### EXERCISE INSTRUCTIONS
Show all lines that include the string "крови"; copy each one.

(Records from a data collection)
══════════
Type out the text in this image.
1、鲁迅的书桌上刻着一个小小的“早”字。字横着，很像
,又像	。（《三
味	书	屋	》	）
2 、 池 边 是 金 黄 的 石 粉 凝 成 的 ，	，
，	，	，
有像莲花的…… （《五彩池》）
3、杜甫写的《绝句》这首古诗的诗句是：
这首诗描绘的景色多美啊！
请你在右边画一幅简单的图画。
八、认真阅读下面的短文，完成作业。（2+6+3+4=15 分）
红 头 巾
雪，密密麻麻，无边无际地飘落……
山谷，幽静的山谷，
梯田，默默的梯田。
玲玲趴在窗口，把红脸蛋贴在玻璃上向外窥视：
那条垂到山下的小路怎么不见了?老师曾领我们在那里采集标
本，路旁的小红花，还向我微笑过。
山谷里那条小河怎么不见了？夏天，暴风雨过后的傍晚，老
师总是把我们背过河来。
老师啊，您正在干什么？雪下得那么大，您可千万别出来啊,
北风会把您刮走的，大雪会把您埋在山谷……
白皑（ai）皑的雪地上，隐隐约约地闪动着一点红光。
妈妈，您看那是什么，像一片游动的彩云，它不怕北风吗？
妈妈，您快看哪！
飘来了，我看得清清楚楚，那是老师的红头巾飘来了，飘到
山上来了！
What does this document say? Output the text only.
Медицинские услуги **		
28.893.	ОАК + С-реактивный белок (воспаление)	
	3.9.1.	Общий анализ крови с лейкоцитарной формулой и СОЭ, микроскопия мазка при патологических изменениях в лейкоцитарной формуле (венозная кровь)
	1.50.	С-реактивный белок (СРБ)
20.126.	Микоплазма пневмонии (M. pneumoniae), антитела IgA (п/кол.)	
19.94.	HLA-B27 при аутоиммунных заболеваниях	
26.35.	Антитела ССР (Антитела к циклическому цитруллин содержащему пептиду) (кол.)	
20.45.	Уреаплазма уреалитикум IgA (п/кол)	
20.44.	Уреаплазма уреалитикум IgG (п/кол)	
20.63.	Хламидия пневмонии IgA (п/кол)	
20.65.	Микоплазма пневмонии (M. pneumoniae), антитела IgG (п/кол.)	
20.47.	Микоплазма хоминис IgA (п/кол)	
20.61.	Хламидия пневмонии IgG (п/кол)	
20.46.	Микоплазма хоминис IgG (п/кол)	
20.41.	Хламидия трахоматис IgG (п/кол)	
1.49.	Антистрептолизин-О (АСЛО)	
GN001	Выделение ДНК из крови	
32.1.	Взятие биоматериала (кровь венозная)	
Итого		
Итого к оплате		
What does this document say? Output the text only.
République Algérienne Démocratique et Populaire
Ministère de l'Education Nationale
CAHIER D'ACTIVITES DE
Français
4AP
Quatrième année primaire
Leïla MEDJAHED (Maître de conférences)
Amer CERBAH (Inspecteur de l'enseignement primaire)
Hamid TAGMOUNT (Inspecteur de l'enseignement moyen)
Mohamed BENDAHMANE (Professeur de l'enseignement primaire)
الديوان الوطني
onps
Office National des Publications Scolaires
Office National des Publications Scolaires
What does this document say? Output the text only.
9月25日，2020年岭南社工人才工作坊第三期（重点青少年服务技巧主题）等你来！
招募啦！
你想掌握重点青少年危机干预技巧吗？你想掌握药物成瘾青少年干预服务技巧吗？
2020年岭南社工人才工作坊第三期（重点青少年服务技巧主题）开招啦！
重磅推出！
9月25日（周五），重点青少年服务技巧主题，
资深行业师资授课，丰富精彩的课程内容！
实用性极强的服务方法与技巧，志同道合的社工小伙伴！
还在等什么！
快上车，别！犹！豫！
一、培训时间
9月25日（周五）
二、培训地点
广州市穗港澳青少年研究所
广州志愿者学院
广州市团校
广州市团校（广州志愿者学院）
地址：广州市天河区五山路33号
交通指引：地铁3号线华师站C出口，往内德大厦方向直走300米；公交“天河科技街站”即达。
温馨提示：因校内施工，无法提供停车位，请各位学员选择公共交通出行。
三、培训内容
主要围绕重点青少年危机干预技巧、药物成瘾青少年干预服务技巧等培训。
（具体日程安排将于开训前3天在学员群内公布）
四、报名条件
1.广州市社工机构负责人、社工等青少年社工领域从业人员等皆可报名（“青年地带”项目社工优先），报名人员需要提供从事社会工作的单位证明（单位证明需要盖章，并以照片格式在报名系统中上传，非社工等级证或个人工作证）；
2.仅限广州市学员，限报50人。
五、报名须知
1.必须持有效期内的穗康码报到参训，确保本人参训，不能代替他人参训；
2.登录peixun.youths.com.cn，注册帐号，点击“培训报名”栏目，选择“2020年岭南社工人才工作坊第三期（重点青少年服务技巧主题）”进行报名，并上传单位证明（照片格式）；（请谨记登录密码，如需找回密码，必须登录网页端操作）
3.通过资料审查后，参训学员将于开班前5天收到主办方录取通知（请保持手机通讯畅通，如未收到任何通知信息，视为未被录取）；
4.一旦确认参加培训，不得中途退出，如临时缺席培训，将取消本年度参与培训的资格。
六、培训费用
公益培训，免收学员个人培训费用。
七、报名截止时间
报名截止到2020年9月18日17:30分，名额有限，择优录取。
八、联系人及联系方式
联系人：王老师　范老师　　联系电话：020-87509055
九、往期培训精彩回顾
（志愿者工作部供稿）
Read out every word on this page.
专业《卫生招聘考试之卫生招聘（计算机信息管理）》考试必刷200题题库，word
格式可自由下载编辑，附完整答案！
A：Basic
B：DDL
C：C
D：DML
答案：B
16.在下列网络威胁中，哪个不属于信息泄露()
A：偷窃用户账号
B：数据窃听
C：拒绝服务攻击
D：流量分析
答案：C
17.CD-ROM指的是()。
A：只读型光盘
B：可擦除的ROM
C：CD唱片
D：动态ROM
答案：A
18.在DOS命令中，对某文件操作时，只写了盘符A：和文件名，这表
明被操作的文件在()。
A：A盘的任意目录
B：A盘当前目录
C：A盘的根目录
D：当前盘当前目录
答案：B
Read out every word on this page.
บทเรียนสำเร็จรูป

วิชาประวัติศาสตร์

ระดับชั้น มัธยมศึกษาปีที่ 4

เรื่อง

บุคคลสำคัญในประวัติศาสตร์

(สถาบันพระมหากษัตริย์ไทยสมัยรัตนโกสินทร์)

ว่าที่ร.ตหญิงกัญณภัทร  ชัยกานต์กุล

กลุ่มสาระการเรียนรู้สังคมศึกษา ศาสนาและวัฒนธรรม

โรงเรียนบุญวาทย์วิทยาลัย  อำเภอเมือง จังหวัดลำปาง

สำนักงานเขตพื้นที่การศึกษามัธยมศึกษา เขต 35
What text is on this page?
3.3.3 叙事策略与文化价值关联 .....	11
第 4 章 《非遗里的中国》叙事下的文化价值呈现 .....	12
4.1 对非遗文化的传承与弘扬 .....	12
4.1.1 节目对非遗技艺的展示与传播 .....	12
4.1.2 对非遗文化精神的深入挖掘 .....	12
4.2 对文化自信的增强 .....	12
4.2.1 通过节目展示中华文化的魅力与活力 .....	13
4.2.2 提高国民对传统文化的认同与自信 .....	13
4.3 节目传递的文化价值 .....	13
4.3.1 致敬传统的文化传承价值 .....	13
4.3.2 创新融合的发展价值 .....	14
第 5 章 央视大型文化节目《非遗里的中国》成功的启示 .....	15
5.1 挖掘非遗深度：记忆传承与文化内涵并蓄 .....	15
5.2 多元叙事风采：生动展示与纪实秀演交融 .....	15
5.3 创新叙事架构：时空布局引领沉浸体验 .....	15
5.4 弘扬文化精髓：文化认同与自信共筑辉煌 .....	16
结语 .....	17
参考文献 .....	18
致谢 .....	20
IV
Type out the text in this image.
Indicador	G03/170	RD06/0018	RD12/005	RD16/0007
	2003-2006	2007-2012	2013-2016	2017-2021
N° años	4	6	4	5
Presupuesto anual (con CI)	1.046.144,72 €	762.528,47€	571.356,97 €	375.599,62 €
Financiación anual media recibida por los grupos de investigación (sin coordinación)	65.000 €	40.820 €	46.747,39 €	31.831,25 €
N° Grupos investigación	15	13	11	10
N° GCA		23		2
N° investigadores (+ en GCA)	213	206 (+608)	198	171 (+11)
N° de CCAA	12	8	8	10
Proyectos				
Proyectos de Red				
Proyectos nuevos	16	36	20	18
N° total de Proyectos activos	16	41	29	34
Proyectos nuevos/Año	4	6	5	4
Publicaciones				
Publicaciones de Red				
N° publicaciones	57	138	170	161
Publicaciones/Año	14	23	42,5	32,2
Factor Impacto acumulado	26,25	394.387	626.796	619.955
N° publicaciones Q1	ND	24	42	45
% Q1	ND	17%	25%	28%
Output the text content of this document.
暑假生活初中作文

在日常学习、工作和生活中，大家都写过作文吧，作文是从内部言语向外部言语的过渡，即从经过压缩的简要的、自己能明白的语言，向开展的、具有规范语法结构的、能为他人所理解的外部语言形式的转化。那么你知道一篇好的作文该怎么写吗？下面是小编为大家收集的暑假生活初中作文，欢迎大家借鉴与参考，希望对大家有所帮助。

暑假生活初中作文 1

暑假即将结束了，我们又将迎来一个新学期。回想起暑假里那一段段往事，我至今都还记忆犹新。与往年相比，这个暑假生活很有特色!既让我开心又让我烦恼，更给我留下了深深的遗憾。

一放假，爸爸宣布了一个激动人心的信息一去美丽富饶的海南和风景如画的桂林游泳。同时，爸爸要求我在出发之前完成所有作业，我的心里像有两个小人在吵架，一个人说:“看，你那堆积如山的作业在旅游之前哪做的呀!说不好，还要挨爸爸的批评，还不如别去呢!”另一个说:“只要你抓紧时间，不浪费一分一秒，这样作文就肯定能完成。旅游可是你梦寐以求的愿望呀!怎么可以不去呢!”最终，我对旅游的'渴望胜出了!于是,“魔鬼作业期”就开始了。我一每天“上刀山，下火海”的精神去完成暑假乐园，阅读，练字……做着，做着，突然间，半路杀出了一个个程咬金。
══════════
### WRITTEN REPLY
	3.9.1.	Общий анализ крови с лейкоцитарной формулой и СОЭ, микроскопия мазка при патологических изменениях в лейкоцитарной формуле (венозная кровь)
GN001	Выделение ДНК из крови	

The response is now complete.